(Entries with bounding boxes)
►

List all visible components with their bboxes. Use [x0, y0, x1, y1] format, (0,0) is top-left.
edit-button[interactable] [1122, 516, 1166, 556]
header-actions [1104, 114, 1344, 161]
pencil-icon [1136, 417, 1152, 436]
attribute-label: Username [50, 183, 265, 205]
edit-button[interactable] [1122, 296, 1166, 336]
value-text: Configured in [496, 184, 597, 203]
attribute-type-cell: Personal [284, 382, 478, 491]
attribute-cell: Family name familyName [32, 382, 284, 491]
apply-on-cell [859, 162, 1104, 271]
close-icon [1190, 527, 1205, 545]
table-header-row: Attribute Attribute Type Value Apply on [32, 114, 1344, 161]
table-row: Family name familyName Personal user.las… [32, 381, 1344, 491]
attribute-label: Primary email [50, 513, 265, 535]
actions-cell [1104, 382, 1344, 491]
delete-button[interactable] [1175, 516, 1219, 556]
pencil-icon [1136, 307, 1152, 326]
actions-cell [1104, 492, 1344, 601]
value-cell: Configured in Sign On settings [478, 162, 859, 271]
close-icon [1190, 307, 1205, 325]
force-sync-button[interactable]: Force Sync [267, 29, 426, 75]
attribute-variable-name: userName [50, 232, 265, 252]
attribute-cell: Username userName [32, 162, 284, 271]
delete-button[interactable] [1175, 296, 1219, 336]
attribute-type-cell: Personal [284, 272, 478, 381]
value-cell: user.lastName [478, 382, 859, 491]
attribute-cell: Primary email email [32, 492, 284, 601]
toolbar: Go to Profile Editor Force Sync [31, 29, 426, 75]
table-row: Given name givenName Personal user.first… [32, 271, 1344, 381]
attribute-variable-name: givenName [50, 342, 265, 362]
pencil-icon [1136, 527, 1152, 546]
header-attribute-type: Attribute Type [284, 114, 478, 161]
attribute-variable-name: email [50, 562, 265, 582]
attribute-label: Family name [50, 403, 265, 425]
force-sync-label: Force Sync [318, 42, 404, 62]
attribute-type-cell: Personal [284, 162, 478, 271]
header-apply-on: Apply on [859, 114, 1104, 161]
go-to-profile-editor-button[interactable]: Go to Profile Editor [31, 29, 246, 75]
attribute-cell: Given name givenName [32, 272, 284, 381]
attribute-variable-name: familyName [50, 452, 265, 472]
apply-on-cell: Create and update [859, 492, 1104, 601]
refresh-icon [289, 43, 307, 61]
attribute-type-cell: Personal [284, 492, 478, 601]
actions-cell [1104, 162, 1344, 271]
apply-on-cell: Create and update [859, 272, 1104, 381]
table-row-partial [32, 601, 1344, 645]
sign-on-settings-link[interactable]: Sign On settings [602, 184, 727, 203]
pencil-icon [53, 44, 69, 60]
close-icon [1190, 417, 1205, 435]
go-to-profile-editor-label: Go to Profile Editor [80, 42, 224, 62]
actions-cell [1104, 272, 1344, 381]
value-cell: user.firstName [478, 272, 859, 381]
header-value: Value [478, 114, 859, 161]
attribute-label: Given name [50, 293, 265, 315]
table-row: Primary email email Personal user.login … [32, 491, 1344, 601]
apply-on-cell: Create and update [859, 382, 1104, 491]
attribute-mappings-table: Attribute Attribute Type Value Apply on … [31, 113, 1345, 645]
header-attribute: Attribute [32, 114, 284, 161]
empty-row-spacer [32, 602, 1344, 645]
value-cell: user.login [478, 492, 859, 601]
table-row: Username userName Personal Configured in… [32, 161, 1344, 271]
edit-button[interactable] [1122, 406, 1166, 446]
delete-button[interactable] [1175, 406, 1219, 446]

◄

Task instructions - Could you retype every line of the entries above, changing nothing?

Solution -
List all visible components with their bboxes. Use [x0, y0, x1, y1] format, (0,0) is top-left.
edit-button[interactable] [1122, 516, 1166, 556]
header-actions [1104, 114, 1344, 161]
pencil-icon [1136, 417, 1152, 436]
attribute-label: Username [50, 183, 265, 205]
edit-button[interactable] [1122, 296, 1166, 336]
value-text: Configured in [496, 184, 597, 203]
attribute-type-cell: Personal [284, 382, 478, 491]
attribute-cell: Family name familyName [32, 382, 284, 491]
apply-on-cell [859, 162, 1104, 271]
close-icon [1190, 527, 1205, 545]
table-header-row: Attribute Attribute Type Value Apply on [32, 114, 1344, 161]
table-row: Family name familyName Personal user.las… [32, 381, 1344, 491]
attribute-label: Primary email [50, 513, 265, 535]
actions-cell [1104, 382, 1344, 491]
delete-button[interactable] [1175, 516, 1219, 556]
pencil-icon [1136, 307, 1152, 326]
actions-cell [1104, 492, 1344, 601]
value-cell: Configured in Sign On settings [478, 162, 859, 271]
close-icon [1190, 307, 1205, 325]
force-sync-button[interactable]: Force Sync [267, 29, 426, 75]
attribute-variable-name: userName [50, 232, 265, 252]
attribute-cell: Username userName [32, 162, 284, 271]
delete-button[interactable] [1175, 296, 1219, 336]
attribute-type-cell: Personal [284, 272, 478, 381]
value-cell: user.lastName [478, 382, 859, 491]
attribute-cell: Primary email email [32, 492, 284, 601]
toolbar: Go to Profile Editor Force Sync [31, 29, 426, 75]
table-row: Given name givenName Personal user.first… [32, 271, 1344, 381]
attribute-variable-name: givenName [50, 342, 265, 362]
pencil-icon [1136, 527, 1152, 546]
header-attribute-type: Attribute Type [284, 114, 478, 161]
attribute-variable-name: email [50, 562, 265, 582]
attribute-label: Family name [50, 403, 265, 425]
force-sync-label: Force Sync [318, 42, 404, 62]
attribute-type-cell: Personal [284, 162, 478, 271]
header-apply-on: Apply on [859, 114, 1104, 161]
go-to-profile-editor-button[interactable]: Go to Profile Editor [31, 29, 246, 75]
attribute-cell: Given name givenName [32, 272, 284, 381]
attribute-variable-name: familyName [50, 452, 265, 472]
apply-on-cell: Create and update [859, 492, 1104, 601]
refresh-icon [289, 43, 307, 61]
attribute-type-cell: Personal [284, 492, 478, 601]
actions-cell [1104, 162, 1344, 271]
apply-on-cell: Create and update [859, 272, 1104, 381]
table-row-partial [32, 601, 1344, 645]
sign-on-settings-link[interactable]: Sign On settings [602, 184, 727, 203]
pencil-icon [53, 44, 69, 60]
close-icon [1190, 417, 1205, 435]
go-to-profile-editor-label: Go to Profile Editor [80, 42, 224, 62]
actions-cell [1104, 272, 1344, 381]
value-cell: user.firstName [478, 272, 859, 381]
header-value: Value [478, 114, 859, 161]
attribute-label: Given name [50, 293, 265, 315]
table-row: Primary email email Personal user.login … [32, 491, 1344, 601]
apply-on-cell: Create and update [859, 382, 1104, 491]
attribute-mappings-table: Attribute Attribute Type Value Apply on … [31, 113, 1345, 645]
header-attribute: Attribute [32, 114, 284, 161]
empty-row-spacer [32, 602, 1344, 645]
value-cell: user.login [478, 492, 859, 601]
table-row: Username userName Personal Configured in… [32, 161, 1344, 271]
edit-button[interactable] [1122, 406, 1166, 446]
delete-button[interactable] [1175, 406, 1219, 446]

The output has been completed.